THE PROBLEM →
In the data below, find each line containing the string "serem" and return it.

MATERIAL FOR THIS EXERCISE →
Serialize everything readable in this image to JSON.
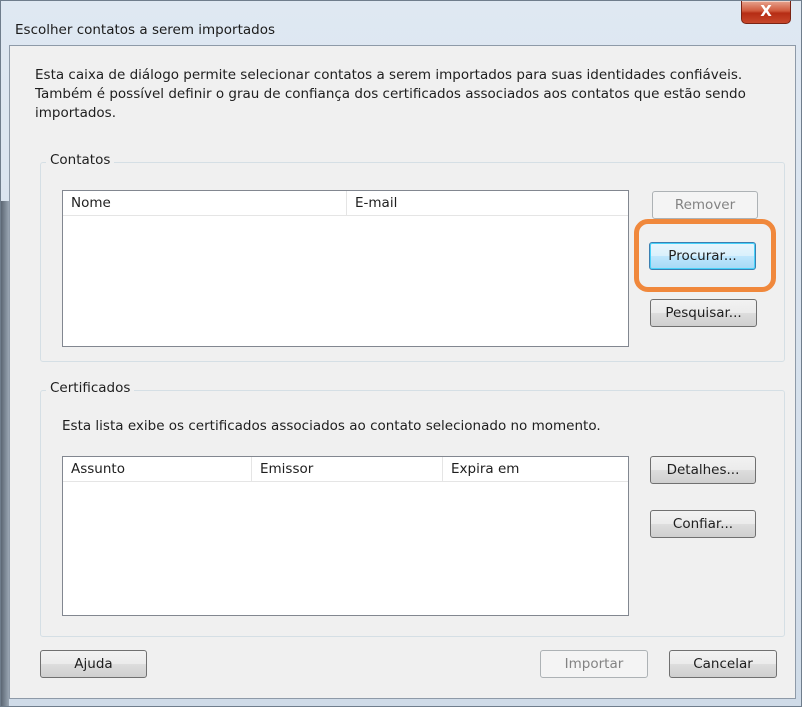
{
  "window": {
    "title": "Escolher contatos a serem importados",
    "close_glyph": "X"
  },
  "intro_text": "Esta caixa de diálogo permite selecionar contatos a serem importados para suas identidades confiáveis. Também é possível definir o grau de confiança dos certificados associados aos contatos que estão sendo importados.",
  "contacts": {
    "group_label": "Contatos",
    "columns": [
      "Nome",
      "E-mail"
    ],
    "buttons": {
      "remove": "Remover",
      "browse": "Procurar...",
      "search": "Pesquisar..."
    }
  },
  "certificates": {
    "group_label": "Certificados",
    "description": "Esta lista exibe os certificados associados ao contato selecionado no momento.",
    "columns": [
      "Assunto",
      "Emissor",
      "Expira em"
    ],
    "buttons": {
      "details": "Detalhes...",
      "trust": "Confiar..."
    }
  },
  "footer": {
    "help": "Ajuda",
    "import": "Importar",
    "cancel": "Cancelar"
  },
  "colors": {
    "highlight": "#f0883c",
    "close_button": "#c7472b",
    "default_button": "#bee6fd"
  },
  "icons": {
    "close": "close-icon"
  }
}
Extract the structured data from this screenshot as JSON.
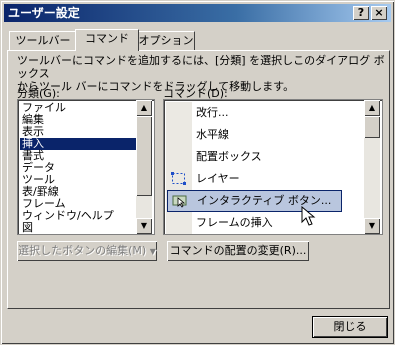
{
  "window": {
    "title": "ユーザー設定",
    "help_label": "?",
    "close_label": "×"
  },
  "tabs": [
    {
      "label": "ツールバー"
    },
    {
      "label": "コマンド"
    },
    {
      "label": "オプション"
    }
  ],
  "description_line1": "ツールバーにコマンドを追加するには、[分類] を選択しこのダイアログ ボックス",
  "description_line2": "からツール バーにコマンドをドラッグして移動します。",
  "categories_label": "分類(G):",
  "commands_label": "コマンド(D):",
  "categories": [
    "ファイル",
    "編集",
    "表示",
    "挿入",
    "書式",
    "データ",
    "ツール",
    "表/罫線",
    "フレーム",
    "ウィンドウ/ヘルプ",
    "図"
  ],
  "selected_category": "挿入",
  "commands": [
    {
      "label": "改行...",
      "icon": "none"
    },
    {
      "label": "水平線",
      "icon": "none"
    },
    {
      "label": "配置ボックス",
      "icon": "none"
    },
    {
      "label": "レイヤー",
      "icon": "layer-icon"
    },
    {
      "label": "インタラクティブ ボタン...",
      "icon": "interactive-button-icon"
    },
    {
      "label": "フレームの挿入",
      "icon": "none"
    }
  ],
  "highlighted_command": "インタラクティブ ボタン...",
  "buttons": {
    "edit_selected": "選択したボタンの編集(M)",
    "rearrange": "コマンドの配置の変更(R)...",
    "close": "閉じる"
  }
}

IN RESPONSE →
    "title": "Escolher contatos a serem importados",
  "intro_text": "Esta caixa de diálogo permite selecionar contatos a serem importados para suas identidades confiáveis. Também é possível definir o grau de confiança dos certificados associados aos contatos que estão sendo importados.",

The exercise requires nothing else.